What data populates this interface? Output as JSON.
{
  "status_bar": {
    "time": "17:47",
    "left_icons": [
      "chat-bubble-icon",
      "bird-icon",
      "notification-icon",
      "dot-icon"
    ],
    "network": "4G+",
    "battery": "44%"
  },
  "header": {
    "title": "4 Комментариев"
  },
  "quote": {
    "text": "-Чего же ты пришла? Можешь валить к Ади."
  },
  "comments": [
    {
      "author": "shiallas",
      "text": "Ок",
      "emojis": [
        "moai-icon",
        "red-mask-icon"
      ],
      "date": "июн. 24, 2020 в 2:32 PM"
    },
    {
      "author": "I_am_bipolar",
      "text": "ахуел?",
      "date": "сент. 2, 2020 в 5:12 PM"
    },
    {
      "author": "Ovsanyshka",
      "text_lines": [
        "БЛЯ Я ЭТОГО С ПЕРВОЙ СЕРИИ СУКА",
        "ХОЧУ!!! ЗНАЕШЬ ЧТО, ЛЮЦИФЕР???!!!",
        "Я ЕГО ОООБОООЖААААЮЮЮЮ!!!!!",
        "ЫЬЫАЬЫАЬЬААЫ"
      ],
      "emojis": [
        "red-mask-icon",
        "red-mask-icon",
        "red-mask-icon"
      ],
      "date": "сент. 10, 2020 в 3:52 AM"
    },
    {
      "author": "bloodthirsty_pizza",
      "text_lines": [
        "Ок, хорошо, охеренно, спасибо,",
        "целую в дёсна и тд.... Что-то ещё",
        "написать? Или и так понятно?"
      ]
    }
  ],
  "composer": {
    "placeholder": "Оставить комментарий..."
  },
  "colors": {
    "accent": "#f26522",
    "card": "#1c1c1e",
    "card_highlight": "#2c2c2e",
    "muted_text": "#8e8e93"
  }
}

**WRITTEN EXERCISE**: The entries above must be returned exactly.

**ANSWER TO THE TASK**:
What data populates this interface? Output as JSON.
{
  "status_bar": {
    "time": "17:47",
    "left_icons": [
      "chat-bubble-icon",
      "bird-icon",
      "notification-icon",
      "dot-icon"
    ],
    "network": "4G+",
    "battery": "44%"
  },
  "header": {
    "title": "4 Комментариев"
  },
  "quote": {
    "text": "-Чего же ты пришла? Можешь валить к Ади."
  },
  "comments": [
    {
      "author": "shiallas",
      "text": "Ок",
      "emojis": [
        "moai-icon",
        "red-mask-icon"
      ],
      "date": "июн. 24, 2020 в 2:32 PM"
    },
    {
      "author": "I_am_bipolar",
      "text": "ахуел?",
      "date": "сент. 2, 2020 в 5:12 PM"
    },
    {
      "author": "Ovsanyshka",
      "text_lines": [
        "БЛЯ Я ЭТОГО С ПЕРВОЙ СЕРИИ СУКА",
        "ХОЧУ!!! ЗНАЕШЬ ЧТО, ЛЮЦИФЕР???!!!",
        "Я ЕГО ОООБОООЖААААЮЮЮЮ!!!!!",
        "ЫЬЫАЬЫАЬЬААЫ"
      ],
      "emojis": [
        "red-mask-icon",
        "red-mask-icon",
        "red-mask-icon"
      ],
      "date": "сент. 10, 2020 в 3:52 AM"
    },
    {
      "author": "bloodthirsty_pizza",
      "text_lines": [
        "Ок, хорошо, охеренно, спасибо,",
        "целую в дёсна и тд.... Что-то ещё",
        "написать? Или и так понятно?"
      ]
    }
  ],
  "composer": {
    "placeholder": "Оставить комментарий..."
  },
  "colors": {
    "accent": "#f26522",
    "card": "#1c1c1e",
    "card_highlight": "#2c2c2e",
    "muted_text": "#8e8e93"
  }
}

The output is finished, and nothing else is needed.